Show every line in the entries below where the word "search" appears.

___ TASK INPUTS ___

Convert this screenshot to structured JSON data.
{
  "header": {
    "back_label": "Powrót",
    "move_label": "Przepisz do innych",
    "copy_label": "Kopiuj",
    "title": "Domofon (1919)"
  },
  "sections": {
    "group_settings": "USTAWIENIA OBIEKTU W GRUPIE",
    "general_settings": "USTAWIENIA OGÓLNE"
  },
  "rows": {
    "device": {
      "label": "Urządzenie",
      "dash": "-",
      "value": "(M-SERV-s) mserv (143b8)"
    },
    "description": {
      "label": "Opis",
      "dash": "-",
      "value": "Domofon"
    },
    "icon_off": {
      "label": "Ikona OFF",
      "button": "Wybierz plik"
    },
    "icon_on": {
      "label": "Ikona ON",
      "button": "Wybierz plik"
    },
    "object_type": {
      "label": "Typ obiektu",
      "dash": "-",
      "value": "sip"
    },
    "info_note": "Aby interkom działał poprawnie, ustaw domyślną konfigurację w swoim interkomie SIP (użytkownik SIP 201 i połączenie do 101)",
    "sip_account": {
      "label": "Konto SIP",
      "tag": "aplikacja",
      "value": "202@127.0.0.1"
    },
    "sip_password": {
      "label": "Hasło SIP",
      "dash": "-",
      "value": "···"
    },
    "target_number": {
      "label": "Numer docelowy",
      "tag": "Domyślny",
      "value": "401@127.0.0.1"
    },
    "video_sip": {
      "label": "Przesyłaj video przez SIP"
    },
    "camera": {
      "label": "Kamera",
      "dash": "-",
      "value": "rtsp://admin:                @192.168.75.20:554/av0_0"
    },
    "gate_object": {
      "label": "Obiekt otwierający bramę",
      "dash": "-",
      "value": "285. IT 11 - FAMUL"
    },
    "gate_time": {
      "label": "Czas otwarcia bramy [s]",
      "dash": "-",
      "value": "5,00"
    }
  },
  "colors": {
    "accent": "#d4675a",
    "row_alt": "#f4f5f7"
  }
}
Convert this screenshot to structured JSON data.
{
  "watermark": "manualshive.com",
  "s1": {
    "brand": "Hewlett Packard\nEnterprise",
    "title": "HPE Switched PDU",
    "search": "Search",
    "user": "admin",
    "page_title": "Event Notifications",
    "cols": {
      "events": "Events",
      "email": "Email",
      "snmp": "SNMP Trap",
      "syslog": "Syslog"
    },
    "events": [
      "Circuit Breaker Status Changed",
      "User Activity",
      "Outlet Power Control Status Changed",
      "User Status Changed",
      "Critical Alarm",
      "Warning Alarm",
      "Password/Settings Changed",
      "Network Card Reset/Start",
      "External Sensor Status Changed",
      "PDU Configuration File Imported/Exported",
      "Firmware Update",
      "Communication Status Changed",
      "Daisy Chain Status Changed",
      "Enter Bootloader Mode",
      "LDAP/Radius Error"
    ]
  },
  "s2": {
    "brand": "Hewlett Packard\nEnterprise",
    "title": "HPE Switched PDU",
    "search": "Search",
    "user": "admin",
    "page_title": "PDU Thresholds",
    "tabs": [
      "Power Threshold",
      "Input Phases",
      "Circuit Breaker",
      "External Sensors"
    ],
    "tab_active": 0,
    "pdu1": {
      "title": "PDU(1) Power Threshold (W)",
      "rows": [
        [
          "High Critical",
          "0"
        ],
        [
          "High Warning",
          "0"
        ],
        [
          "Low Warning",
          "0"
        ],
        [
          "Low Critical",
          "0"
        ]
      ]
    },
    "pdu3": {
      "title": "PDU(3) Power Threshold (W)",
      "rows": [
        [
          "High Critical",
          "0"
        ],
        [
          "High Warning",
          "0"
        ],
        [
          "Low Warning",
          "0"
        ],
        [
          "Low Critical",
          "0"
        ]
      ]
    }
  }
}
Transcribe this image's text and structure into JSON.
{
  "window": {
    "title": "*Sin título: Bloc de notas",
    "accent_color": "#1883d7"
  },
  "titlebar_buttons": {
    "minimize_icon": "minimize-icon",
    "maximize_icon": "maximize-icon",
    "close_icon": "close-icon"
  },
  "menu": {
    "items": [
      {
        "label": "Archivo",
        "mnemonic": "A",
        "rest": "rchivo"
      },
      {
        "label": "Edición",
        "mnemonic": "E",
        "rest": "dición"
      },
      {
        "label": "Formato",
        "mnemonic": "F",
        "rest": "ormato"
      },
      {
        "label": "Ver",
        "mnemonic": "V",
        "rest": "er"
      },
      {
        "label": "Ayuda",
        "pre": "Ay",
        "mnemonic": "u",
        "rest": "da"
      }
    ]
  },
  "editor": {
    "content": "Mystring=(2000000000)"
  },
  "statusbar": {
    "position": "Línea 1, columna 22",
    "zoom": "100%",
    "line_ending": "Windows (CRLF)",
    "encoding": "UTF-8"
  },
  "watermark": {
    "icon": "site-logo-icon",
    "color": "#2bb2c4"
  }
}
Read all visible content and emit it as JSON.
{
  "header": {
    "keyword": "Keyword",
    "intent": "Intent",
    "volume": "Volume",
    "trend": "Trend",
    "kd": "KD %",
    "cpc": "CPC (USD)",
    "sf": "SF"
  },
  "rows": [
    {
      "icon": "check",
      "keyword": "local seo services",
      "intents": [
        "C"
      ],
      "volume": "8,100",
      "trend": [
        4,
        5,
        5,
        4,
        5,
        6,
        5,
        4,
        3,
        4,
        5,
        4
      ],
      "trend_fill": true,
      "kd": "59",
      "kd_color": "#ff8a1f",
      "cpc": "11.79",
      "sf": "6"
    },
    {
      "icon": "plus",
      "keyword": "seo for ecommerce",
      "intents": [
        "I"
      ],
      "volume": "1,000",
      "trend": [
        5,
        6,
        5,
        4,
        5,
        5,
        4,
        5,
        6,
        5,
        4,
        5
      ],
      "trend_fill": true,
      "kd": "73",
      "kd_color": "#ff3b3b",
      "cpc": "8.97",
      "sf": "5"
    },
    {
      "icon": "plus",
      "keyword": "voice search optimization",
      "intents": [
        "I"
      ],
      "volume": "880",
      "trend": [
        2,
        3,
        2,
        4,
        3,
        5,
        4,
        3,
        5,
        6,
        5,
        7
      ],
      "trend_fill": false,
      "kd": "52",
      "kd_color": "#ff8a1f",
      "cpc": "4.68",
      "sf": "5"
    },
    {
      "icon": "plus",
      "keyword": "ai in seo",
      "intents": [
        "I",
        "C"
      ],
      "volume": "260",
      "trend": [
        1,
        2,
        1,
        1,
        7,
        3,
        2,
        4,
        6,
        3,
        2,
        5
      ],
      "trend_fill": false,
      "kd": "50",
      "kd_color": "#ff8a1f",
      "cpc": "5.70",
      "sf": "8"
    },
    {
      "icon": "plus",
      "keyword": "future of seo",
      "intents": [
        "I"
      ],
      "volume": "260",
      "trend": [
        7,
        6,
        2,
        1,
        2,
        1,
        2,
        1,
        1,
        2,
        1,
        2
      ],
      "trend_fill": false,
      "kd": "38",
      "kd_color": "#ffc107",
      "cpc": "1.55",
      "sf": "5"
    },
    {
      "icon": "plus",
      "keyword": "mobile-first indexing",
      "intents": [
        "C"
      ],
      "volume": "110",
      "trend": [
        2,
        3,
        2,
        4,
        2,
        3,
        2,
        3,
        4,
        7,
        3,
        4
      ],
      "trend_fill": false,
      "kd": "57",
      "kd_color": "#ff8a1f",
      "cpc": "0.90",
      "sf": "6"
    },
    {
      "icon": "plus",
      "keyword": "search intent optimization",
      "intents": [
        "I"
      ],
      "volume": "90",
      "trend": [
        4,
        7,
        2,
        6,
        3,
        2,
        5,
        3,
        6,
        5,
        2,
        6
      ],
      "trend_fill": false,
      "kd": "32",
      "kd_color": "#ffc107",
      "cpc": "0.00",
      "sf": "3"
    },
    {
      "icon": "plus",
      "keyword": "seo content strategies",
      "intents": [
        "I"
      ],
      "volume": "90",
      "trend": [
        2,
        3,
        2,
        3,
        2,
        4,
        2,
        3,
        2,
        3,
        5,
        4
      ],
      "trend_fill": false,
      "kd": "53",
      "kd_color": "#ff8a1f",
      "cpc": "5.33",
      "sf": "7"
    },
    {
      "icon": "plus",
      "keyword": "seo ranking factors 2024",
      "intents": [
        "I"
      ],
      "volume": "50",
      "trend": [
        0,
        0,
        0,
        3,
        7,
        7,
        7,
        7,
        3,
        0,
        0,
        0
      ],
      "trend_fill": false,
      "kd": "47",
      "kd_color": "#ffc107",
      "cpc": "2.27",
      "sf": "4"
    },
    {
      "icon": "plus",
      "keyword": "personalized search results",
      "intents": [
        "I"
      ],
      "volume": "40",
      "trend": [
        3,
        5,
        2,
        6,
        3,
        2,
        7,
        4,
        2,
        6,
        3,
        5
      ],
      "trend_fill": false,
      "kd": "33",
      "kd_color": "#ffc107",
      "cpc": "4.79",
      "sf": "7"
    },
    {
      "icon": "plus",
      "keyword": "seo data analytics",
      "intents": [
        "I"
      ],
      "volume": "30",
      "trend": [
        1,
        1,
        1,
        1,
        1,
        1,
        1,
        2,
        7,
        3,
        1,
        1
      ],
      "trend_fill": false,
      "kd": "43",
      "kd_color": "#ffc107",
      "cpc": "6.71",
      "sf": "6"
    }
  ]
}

___

» FINISHED ANSWER:
    "search": "Search",
    "search": "Search",
      "keyword": "voice search optimization",
      "keyword": "search intent optimization",
      "keyword": "personalized search results",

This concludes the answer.